[Saved data entries]
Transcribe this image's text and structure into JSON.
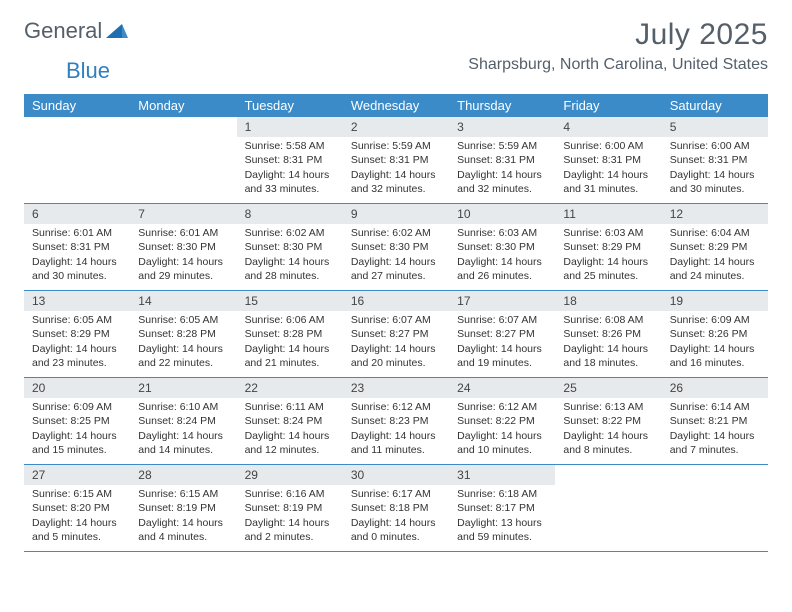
{
  "brand": {
    "general": "General",
    "blue": "Blue"
  },
  "title": "July 2025",
  "location": "Sharpsburg, North Carolina, United States",
  "colors": {
    "header_bg": "#3b8bc9",
    "header_text": "#ffffff",
    "daynum_bg": "#e7eaed",
    "week_border": "#3b8bc9",
    "logo_gray": "#555f6a",
    "logo_blue": "#2f7fc1"
  },
  "day_names": [
    "Sunday",
    "Monday",
    "Tuesday",
    "Wednesday",
    "Thursday",
    "Friday",
    "Saturday"
  ],
  "weeks": [
    [
      {
        "day": "",
        "sunrise": "",
        "sunset": "",
        "daylight": ""
      },
      {
        "day": "",
        "sunrise": "",
        "sunset": "",
        "daylight": ""
      },
      {
        "day": "1",
        "sunrise": "Sunrise: 5:58 AM",
        "sunset": "Sunset: 8:31 PM",
        "daylight": "Daylight: 14 hours and 33 minutes."
      },
      {
        "day": "2",
        "sunrise": "Sunrise: 5:59 AM",
        "sunset": "Sunset: 8:31 PM",
        "daylight": "Daylight: 14 hours and 32 minutes."
      },
      {
        "day": "3",
        "sunrise": "Sunrise: 5:59 AM",
        "sunset": "Sunset: 8:31 PM",
        "daylight": "Daylight: 14 hours and 32 minutes."
      },
      {
        "day": "4",
        "sunrise": "Sunrise: 6:00 AM",
        "sunset": "Sunset: 8:31 PM",
        "daylight": "Daylight: 14 hours and 31 minutes."
      },
      {
        "day": "5",
        "sunrise": "Sunrise: 6:00 AM",
        "sunset": "Sunset: 8:31 PM",
        "daylight": "Daylight: 14 hours and 30 minutes."
      }
    ],
    [
      {
        "day": "6",
        "sunrise": "Sunrise: 6:01 AM",
        "sunset": "Sunset: 8:31 PM",
        "daylight": "Daylight: 14 hours and 30 minutes."
      },
      {
        "day": "7",
        "sunrise": "Sunrise: 6:01 AM",
        "sunset": "Sunset: 8:30 PM",
        "daylight": "Daylight: 14 hours and 29 minutes."
      },
      {
        "day": "8",
        "sunrise": "Sunrise: 6:02 AM",
        "sunset": "Sunset: 8:30 PM",
        "daylight": "Daylight: 14 hours and 28 minutes."
      },
      {
        "day": "9",
        "sunrise": "Sunrise: 6:02 AM",
        "sunset": "Sunset: 8:30 PM",
        "daylight": "Daylight: 14 hours and 27 minutes."
      },
      {
        "day": "10",
        "sunrise": "Sunrise: 6:03 AM",
        "sunset": "Sunset: 8:30 PM",
        "daylight": "Daylight: 14 hours and 26 minutes."
      },
      {
        "day": "11",
        "sunrise": "Sunrise: 6:03 AM",
        "sunset": "Sunset: 8:29 PM",
        "daylight": "Daylight: 14 hours and 25 minutes."
      },
      {
        "day": "12",
        "sunrise": "Sunrise: 6:04 AM",
        "sunset": "Sunset: 8:29 PM",
        "daylight": "Daylight: 14 hours and 24 minutes."
      }
    ],
    [
      {
        "day": "13",
        "sunrise": "Sunrise: 6:05 AM",
        "sunset": "Sunset: 8:29 PM",
        "daylight": "Daylight: 14 hours and 23 minutes."
      },
      {
        "day": "14",
        "sunrise": "Sunrise: 6:05 AM",
        "sunset": "Sunset: 8:28 PM",
        "daylight": "Daylight: 14 hours and 22 minutes."
      },
      {
        "day": "15",
        "sunrise": "Sunrise: 6:06 AM",
        "sunset": "Sunset: 8:28 PM",
        "daylight": "Daylight: 14 hours and 21 minutes."
      },
      {
        "day": "16",
        "sunrise": "Sunrise: 6:07 AM",
        "sunset": "Sunset: 8:27 PM",
        "daylight": "Daylight: 14 hours and 20 minutes."
      },
      {
        "day": "17",
        "sunrise": "Sunrise: 6:07 AM",
        "sunset": "Sunset: 8:27 PM",
        "daylight": "Daylight: 14 hours and 19 minutes."
      },
      {
        "day": "18",
        "sunrise": "Sunrise: 6:08 AM",
        "sunset": "Sunset: 8:26 PM",
        "daylight": "Daylight: 14 hours and 18 minutes."
      },
      {
        "day": "19",
        "sunrise": "Sunrise: 6:09 AM",
        "sunset": "Sunset: 8:26 PM",
        "daylight": "Daylight: 14 hours and 16 minutes."
      }
    ],
    [
      {
        "day": "20",
        "sunrise": "Sunrise: 6:09 AM",
        "sunset": "Sunset: 8:25 PM",
        "daylight": "Daylight: 14 hours and 15 minutes."
      },
      {
        "day": "21",
        "sunrise": "Sunrise: 6:10 AM",
        "sunset": "Sunset: 8:24 PM",
        "daylight": "Daylight: 14 hours and 14 minutes."
      },
      {
        "day": "22",
        "sunrise": "Sunrise: 6:11 AM",
        "sunset": "Sunset: 8:24 PM",
        "daylight": "Daylight: 14 hours and 12 minutes."
      },
      {
        "day": "23",
        "sunrise": "Sunrise: 6:12 AM",
        "sunset": "Sunset: 8:23 PM",
        "daylight": "Daylight: 14 hours and 11 minutes."
      },
      {
        "day": "24",
        "sunrise": "Sunrise: 6:12 AM",
        "sunset": "Sunset: 8:22 PM",
        "daylight": "Daylight: 14 hours and 10 minutes."
      },
      {
        "day": "25",
        "sunrise": "Sunrise: 6:13 AM",
        "sunset": "Sunset: 8:22 PM",
        "daylight": "Daylight: 14 hours and 8 minutes."
      },
      {
        "day": "26",
        "sunrise": "Sunrise: 6:14 AM",
        "sunset": "Sunset: 8:21 PM",
        "daylight": "Daylight: 14 hours and 7 minutes."
      }
    ],
    [
      {
        "day": "27",
        "sunrise": "Sunrise: 6:15 AM",
        "sunset": "Sunset: 8:20 PM",
        "daylight": "Daylight: 14 hours and 5 minutes."
      },
      {
        "day": "28",
        "sunrise": "Sunrise: 6:15 AM",
        "sunset": "Sunset: 8:19 PM",
        "daylight": "Daylight: 14 hours and 4 minutes."
      },
      {
        "day": "29",
        "sunrise": "Sunrise: 6:16 AM",
        "sunset": "Sunset: 8:19 PM",
        "daylight": "Daylight: 14 hours and 2 minutes."
      },
      {
        "day": "30",
        "sunrise": "Sunrise: 6:17 AM",
        "sunset": "Sunset: 8:18 PM",
        "daylight": "Daylight: 14 hours and 0 minutes."
      },
      {
        "day": "31",
        "sunrise": "Sunrise: 6:18 AM",
        "sunset": "Sunset: 8:17 PM",
        "daylight": "Daylight: 13 hours and 59 minutes."
      },
      {
        "day": "",
        "sunrise": "",
        "sunset": "",
        "daylight": ""
      },
      {
        "day": "",
        "sunrise": "",
        "sunset": "",
        "daylight": ""
      }
    ]
  ]
}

▶ [Direction]
Copy out every line of the material above exactly, skipping the pictures.

▶ [Answer for this exercise]
Transcribe this image's text and structure into JSON.
{
  "brand": {
    "general": "General",
    "blue": "Blue"
  },
  "title": "July 2025",
  "location": "Sharpsburg, North Carolina, United States",
  "colors": {
    "header_bg": "#3b8bc9",
    "header_text": "#ffffff",
    "daynum_bg": "#e7eaed",
    "week_border": "#3b8bc9",
    "logo_gray": "#555f6a",
    "logo_blue": "#2f7fc1"
  },
  "day_names": [
    "Sunday",
    "Monday",
    "Tuesday",
    "Wednesday",
    "Thursday",
    "Friday",
    "Saturday"
  ],
  "weeks": [
    [
      {
        "day": "",
        "sunrise": "",
        "sunset": "",
        "daylight": ""
      },
      {
        "day": "",
        "sunrise": "",
        "sunset": "",
        "daylight": ""
      },
      {
        "day": "1",
        "sunrise": "Sunrise: 5:58 AM",
        "sunset": "Sunset: 8:31 PM",
        "daylight": "Daylight: 14 hours and 33 minutes."
      },
      {
        "day": "2",
        "sunrise": "Sunrise: 5:59 AM",
        "sunset": "Sunset: 8:31 PM",
        "daylight": "Daylight: 14 hours and 32 minutes."
      },
      {
        "day": "3",
        "sunrise": "Sunrise: 5:59 AM",
        "sunset": "Sunset: 8:31 PM",
        "daylight": "Daylight: 14 hours and 32 minutes."
      },
      {
        "day": "4",
        "sunrise": "Sunrise: 6:00 AM",
        "sunset": "Sunset: 8:31 PM",
        "daylight": "Daylight: 14 hours and 31 minutes."
      },
      {
        "day": "5",
        "sunrise": "Sunrise: 6:00 AM",
        "sunset": "Sunset: 8:31 PM",
        "daylight": "Daylight: 14 hours and 30 minutes."
      }
    ],
    [
      {
        "day": "6",
        "sunrise": "Sunrise: 6:01 AM",
        "sunset": "Sunset: 8:31 PM",
        "daylight": "Daylight: 14 hours and 30 minutes."
      },
      {
        "day": "7",
        "sunrise": "Sunrise: 6:01 AM",
        "sunset": "Sunset: 8:30 PM",
        "daylight": "Daylight: 14 hours and 29 minutes."
      },
      {
        "day": "8",
        "sunrise": "Sunrise: 6:02 AM",
        "sunset": "Sunset: 8:30 PM",
        "daylight": "Daylight: 14 hours and 28 minutes."
      },
      {
        "day": "9",
        "sunrise": "Sunrise: 6:02 AM",
        "sunset": "Sunset: 8:30 PM",
        "daylight": "Daylight: 14 hours and 27 minutes."
      },
      {
        "day": "10",
        "sunrise": "Sunrise: 6:03 AM",
        "sunset": "Sunset: 8:30 PM",
        "daylight": "Daylight: 14 hours and 26 minutes."
      },
      {
        "day": "11",
        "sunrise": "Sunrise: 6:03 AM",
        "sunset": "Sunset: 8:29 PM",
        "daylight": "Daylight: 14 hours and 25 minutes."
      },
      {
        "day": "12",
        "sunrise": "Sunrise: 6:04 AM",
        "sunset": "Sunset: 8:29 PM",
        "daylight": "Daylight: 14 hours and 24 minutes."
      }
    ],
    [
      {
        "day": "13",
        "sunrise": "Sunrise: 6:05 AM",
        "sunset": "Sunset: 8:29 PM",
        "daylight": "Daylight: 14 hours and 23 minutes."
      },
      {
        "day": "14",
        "sunrise": "Sunrise: 6:05 AM",
        "sunset": "Sunset: 8:28 PM",
        "daylight": "Daylight: 14 hours and 22 minutes."
      },
      {
        "day": "15",
        "sunrise": "Sunrise: 6:06 AM",
        "sunset": "Sunset: 8:28 PM",
        "daylight": "Daylight: 14 hours and 21 minutes."
      },
      {
        "day": "16",
        "sunrise": "Sunrise: 6:07 AM",
        "sunset": "Sunset: 8:27 PM",
        "daylight": "Daylight: 14 hours and 20 minutes."
      },
      {
        "day": "17",
        "sunrise": "Sunrise: 6:07 AM",
        "sunset": "Sunset: 8:27 PM",
        "daylight": "Daylight: 14 hours and 19 minutes."
      },
      {
        "day": "18",
        "sunrise": "Sunrise: 6:08 AM",
        "sunset": "Sunset: 8:26 PM",
        "daylight": "Daylight: 14 hours and 18 minutes."
      },
      {
        "day": "19",
        "sunrise": "Sunrise: 6:09 AM",
        "sunset": "Sunset: 8:26 PM",
        "daylight": "Daylight: 14 hours and 16 minutes."
      }
    ],
    [
      {
        "day": "20",
        "sunrise": "Sunrise: 6:09 AM",
        "sunset": "Sunset: 8:25 PM",
        "daylight": "Daylight: 14 hours and 15 minutes."
      },
      {
        "day": "21",
        "sunrise": "Sunrise: 6:10 AM",
        "sunset": "Sunset: 8:24 PM",
        "daylight": "Daylight: 14 hours and 14 minutes."
      },
      {
        "day": "22",
        "sunrise": "Sunrise: 6:11 AM",
        "sunset": "Sunset: 8:24 PM",
        "daylight": "Daylight: 14 hours and 12 minutes."
      },
      {
        "day": "23",
        "sunrise": "Sunrise: 6:12 AM",
        "sunset": "Sunset: 8:23 PM",
        "daylight": "Daylight: 14 hours and 11 minutes."
      },
      {
        "day": "24",
        "sunrise": "Sunrise: 6:12 AM",
        "sunset": "Sunset: 8:22 PM",
        "daylight": "Daylight: 14 hours and 10 minutes."
      },
      {
        "day": "25",
        "sunrise": "Sunrise: 6:13 AM",
        "sunset": "Sunset: 8:22 PM",
        "daylight": "Daylight: 14 hours and 8 minutes."
      },
      {
        "day": "26",
        "sunrise": "Sunrise: 6:14 AM",
        "sunset": "Sunset: 8:21 PM",
        "daylight": "Daylight: 14 hours and 7 minutes."
      }
    ],
    [
      {
        "day": "27",
        "sunrise": "Sunrise: 6:15 AM",
        "sunset": "Sunset: 8:20 PM",
        "daylight": "Daylight: 14 hours and 5 minutes."
      },
      {
        "day": "28",
        "sunrise": "Sunrise: 6:15 AM",
        "sunset": "Sunset: 8:19 PM",
        "daylight": "Daylight: 14 hours and 4 minutes."
      },
      {
        "day": "29",
        "sunrise": "Sunrise: 6:16 AM",
        "sunset": "Sunset: 8:19 PM",
        "daylight": "Daylight: 14 hours and 2 minutes."
      },
      {
        "day": "30",
        "sunrise": "Sunrise: 6:17 AM",
        "sunset": "Sunset: 8:18 PM",
        "daylight": "Daylight: 14 hours and 0 minutes."
      },
      {
        "day": "31",
        "sunrise": "Sunrise: 6:18 AM",
        "sunset": "Sunset: 8:17 PM",
        "daylight": "Daylight: 13 hours and 59 minutes."
      },
      {
        "day": "",
        "sunrise": "",
        "sunset": "",
        "daylight": ""
      },
      {
        "day": "",
        "sunrise": "",
        "sunset": "",
        "daylight": ""
      }
    ]
  ]
}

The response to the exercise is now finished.